- **Dataset records**
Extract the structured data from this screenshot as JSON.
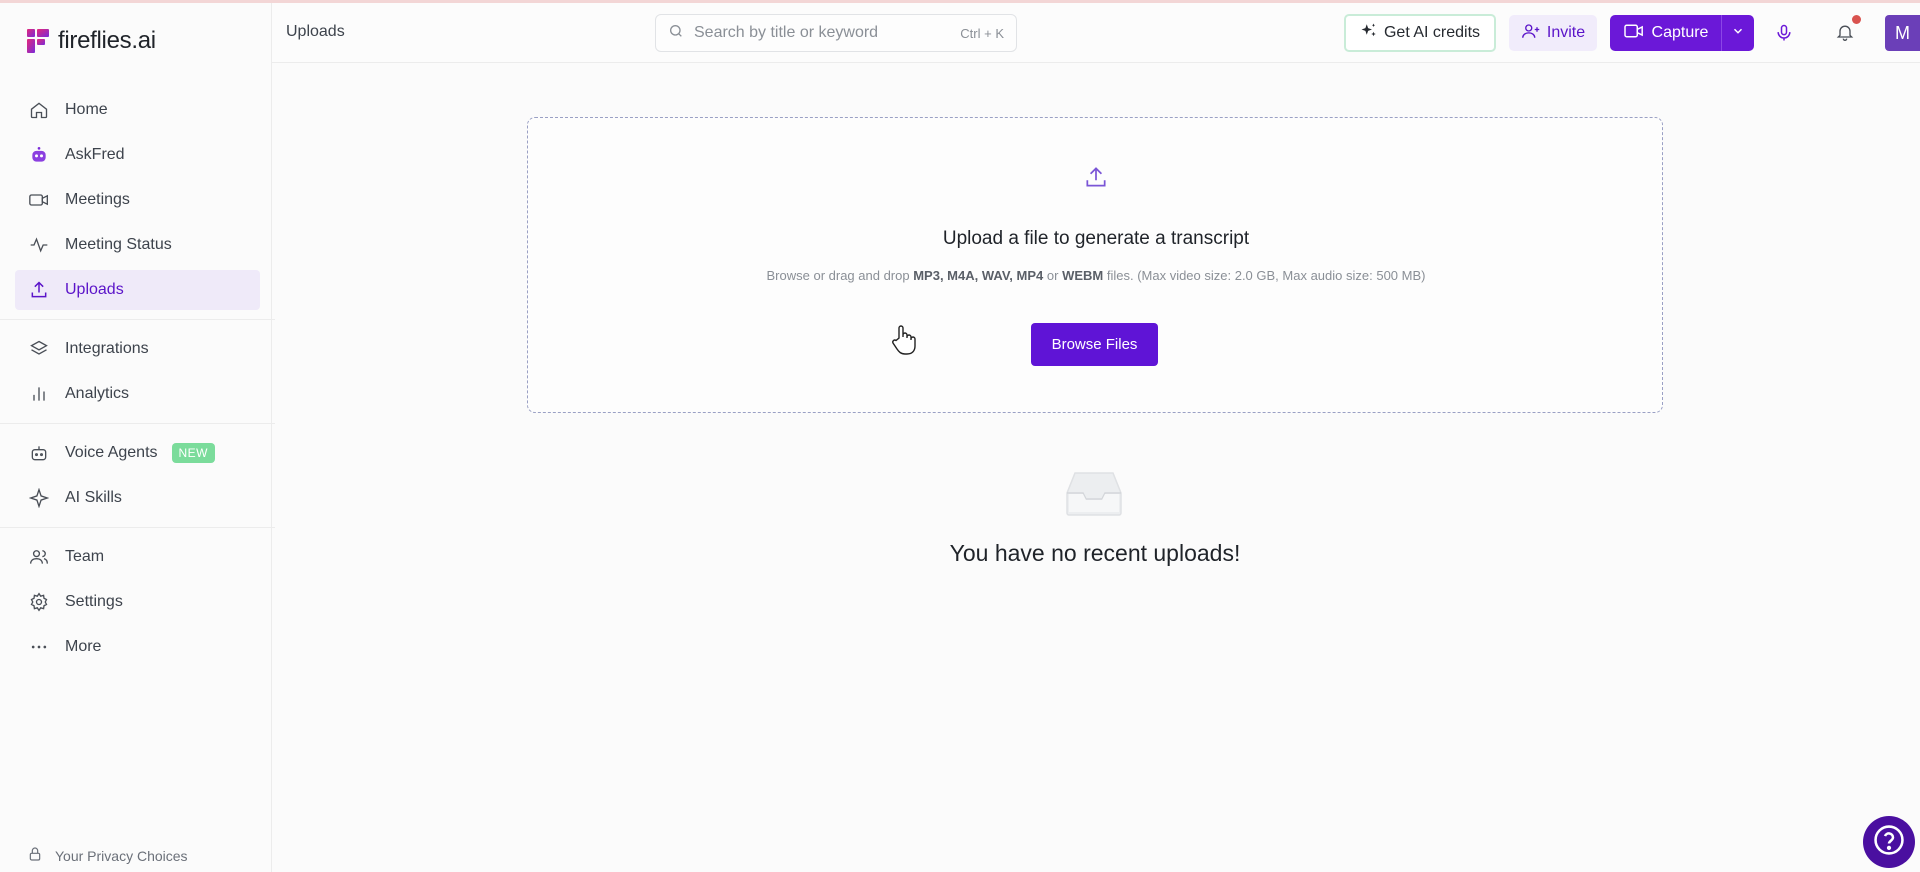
{
  "brand": {
    "name": "fireflies.ai"
  },
  "sidebar": {
    "items": [
      {
        "label": "Home"
      },
      {
        "label": "AskFred"
      },
      {
        "label": "Meetings"
      },
      {
        "label": "Meeting Status"
      },
      {
        "label": "Uploads"
      },
      {
        "label": "Integrations"
      },
      {
        "label": "Analytics"
      },
      {
        "label": "Voice Agents",
        "badge": "NEW"
      },
      {
        "label": "AI Skills"
      },
      {
        "label": "Team"
      },
      {
        "label": "Settings"
      },
      {
        "label": "More"
      }
    ],
    "privacy": "Your Privacy Choices"
  },
  "header": {
    "breadcrumb": "Uploads",
    "search_placeholder": "Search by title or keyword",
    "search_shortcut": "Ctrl + K",
    "credits_label": "Get AI credits",
    "invite_label": "Invite",
    "capture_label": "Capture",
    "avatar_initial": "M"
  },
  "upload": {
    "title": "Upload a file to generate a transcript",
    "sub_prefix": "Browse or drag and drop ",
    "formats": "MP3, M4A, WAV, MP4",
    "sub_or": " or ",
    "format_last": "WEBM",
    "sub_suffix": " files. (Max video size: 2.0 GB, Max audio size: 500 MB)",
    "browse_label": "Browse Files"
  },
  "empty": {
    "message": "You have no recent uploads!"
  },
  "colors": {
    "accent": "#5f14d6",
    "active_bg": "#efeaf9",
    "badge_green": "#7bdc9b"
  }
}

- **Your instructions**
Extract each line from the entries above that contains the string "title".

- **Response to the task**
    "search_placeholder": "Search by title or keyword",
    "title": "Upload a file to generate a transcript",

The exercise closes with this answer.